• WHAT TO DO
Filter this data down to the lines that hold "fight", and copy them.

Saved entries

##########

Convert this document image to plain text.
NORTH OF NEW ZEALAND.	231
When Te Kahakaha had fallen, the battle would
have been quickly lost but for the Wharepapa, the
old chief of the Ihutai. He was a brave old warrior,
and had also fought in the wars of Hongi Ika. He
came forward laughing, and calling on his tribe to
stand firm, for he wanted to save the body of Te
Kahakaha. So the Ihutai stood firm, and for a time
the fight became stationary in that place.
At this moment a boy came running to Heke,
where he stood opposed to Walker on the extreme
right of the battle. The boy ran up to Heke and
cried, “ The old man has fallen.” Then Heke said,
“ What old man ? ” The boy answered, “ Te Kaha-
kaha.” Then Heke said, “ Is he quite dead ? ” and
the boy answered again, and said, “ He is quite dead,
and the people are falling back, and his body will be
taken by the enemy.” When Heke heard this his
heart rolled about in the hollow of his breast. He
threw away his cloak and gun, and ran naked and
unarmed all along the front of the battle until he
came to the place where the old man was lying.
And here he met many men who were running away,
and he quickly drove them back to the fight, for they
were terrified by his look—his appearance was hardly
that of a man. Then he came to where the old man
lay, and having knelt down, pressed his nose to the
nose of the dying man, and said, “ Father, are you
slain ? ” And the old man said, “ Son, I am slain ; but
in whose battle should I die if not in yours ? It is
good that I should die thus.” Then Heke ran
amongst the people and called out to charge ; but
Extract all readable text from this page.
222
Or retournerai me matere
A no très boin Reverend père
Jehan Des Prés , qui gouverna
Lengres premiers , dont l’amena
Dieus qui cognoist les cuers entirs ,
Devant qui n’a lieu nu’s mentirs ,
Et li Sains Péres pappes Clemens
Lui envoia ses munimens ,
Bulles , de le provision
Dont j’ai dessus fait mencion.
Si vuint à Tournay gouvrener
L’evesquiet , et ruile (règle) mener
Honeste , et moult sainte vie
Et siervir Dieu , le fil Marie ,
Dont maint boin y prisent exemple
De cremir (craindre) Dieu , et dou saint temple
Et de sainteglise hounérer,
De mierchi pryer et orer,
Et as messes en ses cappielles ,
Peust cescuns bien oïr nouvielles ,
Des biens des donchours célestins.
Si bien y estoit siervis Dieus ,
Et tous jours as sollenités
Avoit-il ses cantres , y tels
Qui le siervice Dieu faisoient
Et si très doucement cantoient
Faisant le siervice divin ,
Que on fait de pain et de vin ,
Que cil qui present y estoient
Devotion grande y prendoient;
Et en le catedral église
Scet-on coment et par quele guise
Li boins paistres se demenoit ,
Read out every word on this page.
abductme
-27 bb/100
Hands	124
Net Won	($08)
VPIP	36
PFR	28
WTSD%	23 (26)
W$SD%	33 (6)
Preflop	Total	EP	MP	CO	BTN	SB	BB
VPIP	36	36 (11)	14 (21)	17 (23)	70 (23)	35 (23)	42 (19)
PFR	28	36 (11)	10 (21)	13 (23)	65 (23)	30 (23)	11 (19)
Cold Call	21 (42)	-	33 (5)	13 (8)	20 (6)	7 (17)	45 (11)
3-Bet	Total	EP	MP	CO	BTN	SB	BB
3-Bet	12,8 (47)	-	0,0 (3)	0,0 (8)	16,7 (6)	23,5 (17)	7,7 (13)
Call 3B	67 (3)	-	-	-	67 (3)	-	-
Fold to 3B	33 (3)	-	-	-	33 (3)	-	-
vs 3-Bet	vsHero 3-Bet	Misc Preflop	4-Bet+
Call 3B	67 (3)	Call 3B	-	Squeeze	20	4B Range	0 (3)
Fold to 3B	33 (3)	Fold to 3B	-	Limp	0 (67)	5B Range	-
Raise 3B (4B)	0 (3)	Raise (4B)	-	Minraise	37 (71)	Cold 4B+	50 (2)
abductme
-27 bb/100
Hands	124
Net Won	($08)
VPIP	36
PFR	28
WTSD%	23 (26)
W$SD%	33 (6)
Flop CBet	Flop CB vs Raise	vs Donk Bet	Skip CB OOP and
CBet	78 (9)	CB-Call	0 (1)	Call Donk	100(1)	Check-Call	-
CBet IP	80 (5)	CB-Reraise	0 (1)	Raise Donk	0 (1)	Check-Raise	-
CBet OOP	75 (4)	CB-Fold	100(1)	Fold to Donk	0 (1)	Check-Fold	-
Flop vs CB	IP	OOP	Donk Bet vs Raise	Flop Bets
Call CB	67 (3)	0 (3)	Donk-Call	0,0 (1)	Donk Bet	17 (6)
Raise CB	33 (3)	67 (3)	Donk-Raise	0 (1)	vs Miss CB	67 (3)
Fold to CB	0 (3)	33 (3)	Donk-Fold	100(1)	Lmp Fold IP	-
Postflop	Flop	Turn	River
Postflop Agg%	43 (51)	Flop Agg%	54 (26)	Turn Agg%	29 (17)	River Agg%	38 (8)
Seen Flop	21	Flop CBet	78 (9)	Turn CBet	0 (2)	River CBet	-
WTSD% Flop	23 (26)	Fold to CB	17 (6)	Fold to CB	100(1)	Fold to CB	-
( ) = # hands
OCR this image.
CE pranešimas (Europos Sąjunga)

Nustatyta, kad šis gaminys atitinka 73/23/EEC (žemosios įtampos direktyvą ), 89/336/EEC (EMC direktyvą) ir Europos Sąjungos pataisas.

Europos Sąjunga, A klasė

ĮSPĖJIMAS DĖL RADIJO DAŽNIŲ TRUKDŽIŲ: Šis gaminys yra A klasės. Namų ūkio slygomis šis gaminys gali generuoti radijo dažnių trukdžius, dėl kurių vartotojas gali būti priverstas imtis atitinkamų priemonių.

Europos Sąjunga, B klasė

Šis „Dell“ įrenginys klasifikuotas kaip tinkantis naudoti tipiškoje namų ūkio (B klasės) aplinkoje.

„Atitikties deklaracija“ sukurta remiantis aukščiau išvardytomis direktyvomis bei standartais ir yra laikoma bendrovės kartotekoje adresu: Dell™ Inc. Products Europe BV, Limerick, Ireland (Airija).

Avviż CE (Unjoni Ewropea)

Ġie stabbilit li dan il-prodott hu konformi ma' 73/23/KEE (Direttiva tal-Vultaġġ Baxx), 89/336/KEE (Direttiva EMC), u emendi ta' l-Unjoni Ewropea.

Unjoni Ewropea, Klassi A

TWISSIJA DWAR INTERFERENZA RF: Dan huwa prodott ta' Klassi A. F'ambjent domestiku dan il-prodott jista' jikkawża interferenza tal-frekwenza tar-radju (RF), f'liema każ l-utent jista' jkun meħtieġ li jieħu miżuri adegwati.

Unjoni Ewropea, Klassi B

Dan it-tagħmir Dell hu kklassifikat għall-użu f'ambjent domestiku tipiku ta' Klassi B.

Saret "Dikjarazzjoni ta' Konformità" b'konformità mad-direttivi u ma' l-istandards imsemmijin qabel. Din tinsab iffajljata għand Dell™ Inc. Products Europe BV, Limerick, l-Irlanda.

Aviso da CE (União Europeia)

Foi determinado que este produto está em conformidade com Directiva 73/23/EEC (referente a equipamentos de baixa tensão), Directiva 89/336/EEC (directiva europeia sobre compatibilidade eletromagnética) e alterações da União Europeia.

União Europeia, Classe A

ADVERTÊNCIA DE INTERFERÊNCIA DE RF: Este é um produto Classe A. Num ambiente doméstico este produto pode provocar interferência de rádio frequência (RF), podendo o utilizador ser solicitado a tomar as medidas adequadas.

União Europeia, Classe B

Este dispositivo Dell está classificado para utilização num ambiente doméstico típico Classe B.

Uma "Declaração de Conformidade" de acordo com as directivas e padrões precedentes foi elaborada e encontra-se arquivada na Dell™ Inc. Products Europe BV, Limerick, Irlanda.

##########

• THE COMPLETED TASK
the fight became stationary in that place.
and he quickly drove them back to the fight, for they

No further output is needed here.